**Given instruction:**
Filter these entries, keeping only lines that hold the word "Banktjänstem".

**Material supplied:**
════
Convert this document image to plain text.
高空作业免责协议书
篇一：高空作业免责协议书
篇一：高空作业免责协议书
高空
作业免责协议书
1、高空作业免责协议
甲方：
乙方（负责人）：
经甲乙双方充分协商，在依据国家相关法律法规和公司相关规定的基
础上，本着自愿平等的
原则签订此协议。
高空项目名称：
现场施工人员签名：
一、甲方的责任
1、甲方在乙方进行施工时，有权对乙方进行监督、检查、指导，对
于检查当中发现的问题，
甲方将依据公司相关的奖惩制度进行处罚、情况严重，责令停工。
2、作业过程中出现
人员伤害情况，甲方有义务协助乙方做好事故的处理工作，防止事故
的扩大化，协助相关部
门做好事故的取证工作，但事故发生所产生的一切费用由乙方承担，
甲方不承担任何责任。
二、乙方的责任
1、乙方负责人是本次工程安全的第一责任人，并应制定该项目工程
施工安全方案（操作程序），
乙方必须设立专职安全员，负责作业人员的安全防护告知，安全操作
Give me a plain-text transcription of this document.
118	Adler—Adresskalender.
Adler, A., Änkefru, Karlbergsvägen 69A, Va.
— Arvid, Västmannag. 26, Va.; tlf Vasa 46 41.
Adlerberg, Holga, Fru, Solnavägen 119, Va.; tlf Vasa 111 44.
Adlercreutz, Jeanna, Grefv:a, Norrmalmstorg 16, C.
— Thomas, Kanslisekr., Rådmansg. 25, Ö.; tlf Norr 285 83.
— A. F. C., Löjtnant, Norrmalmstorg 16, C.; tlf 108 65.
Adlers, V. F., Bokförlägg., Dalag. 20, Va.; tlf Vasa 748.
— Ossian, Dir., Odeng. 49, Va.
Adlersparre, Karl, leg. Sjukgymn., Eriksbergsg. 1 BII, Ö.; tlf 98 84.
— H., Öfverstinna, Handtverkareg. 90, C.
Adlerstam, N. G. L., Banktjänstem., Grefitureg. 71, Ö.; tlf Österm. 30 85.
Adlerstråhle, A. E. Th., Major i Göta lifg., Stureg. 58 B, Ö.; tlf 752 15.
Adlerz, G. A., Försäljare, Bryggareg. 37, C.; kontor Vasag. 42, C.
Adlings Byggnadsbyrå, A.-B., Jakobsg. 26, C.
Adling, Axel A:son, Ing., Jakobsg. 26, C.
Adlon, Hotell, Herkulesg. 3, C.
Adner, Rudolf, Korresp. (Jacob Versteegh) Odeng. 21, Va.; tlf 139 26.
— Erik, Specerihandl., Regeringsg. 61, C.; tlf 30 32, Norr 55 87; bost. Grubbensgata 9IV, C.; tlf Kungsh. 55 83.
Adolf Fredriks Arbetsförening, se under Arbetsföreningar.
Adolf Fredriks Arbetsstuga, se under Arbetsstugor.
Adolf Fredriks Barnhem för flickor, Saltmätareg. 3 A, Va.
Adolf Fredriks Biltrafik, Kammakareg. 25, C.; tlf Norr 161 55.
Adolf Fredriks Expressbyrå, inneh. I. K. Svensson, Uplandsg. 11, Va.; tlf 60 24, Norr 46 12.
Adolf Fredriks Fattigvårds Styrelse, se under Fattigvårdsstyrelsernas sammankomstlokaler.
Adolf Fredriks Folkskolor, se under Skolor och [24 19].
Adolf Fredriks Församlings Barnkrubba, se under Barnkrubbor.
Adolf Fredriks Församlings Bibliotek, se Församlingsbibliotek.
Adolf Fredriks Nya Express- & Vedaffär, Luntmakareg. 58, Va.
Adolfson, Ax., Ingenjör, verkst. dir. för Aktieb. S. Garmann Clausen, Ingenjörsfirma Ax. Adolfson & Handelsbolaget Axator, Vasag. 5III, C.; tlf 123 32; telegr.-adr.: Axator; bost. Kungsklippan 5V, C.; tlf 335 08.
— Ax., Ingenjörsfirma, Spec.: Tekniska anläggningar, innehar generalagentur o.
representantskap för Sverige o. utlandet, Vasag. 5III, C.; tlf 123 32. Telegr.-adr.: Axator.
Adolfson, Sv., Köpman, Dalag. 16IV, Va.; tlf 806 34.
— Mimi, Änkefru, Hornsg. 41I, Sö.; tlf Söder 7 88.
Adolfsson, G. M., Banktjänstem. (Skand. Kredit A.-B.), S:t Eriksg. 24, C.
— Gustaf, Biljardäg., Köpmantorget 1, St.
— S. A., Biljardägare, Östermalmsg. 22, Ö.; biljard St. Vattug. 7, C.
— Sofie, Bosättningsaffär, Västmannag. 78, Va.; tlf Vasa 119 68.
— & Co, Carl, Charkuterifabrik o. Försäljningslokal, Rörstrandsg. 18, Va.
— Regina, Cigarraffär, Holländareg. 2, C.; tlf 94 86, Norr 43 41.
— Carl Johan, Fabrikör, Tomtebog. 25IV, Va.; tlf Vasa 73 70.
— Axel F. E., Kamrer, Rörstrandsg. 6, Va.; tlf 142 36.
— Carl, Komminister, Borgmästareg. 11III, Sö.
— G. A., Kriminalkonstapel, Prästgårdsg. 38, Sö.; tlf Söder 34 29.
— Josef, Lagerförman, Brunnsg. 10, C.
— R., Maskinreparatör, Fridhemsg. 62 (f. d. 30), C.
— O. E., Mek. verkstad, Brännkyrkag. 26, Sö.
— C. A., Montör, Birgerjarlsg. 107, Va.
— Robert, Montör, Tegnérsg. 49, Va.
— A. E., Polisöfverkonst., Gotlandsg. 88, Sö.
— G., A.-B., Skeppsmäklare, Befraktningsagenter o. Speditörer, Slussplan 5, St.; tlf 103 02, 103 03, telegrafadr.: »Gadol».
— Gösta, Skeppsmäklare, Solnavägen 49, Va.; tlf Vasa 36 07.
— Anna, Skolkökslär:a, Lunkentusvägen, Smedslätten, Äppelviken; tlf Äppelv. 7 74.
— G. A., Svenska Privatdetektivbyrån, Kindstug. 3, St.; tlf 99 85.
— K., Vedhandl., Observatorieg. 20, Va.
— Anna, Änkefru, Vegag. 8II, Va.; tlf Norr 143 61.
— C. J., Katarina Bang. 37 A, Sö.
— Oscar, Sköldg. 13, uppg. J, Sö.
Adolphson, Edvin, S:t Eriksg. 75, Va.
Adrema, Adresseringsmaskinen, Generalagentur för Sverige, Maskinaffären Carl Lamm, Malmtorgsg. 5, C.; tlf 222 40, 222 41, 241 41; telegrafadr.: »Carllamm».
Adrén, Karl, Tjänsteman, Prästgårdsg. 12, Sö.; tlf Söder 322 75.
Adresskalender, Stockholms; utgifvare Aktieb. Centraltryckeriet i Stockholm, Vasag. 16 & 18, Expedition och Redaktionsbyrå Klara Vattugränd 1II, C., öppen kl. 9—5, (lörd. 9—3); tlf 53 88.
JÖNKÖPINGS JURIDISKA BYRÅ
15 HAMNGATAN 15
════
**Response to the exercise:**
Adlerstam, N. G. L., Banktjänstem., Grefitureg. 71, Ö.; tlf Österm. 30 85.
Adolfsson, G. M., Banktjänstem. (Skand. Kredit A.-B.), S:t Eriksg. 24, C.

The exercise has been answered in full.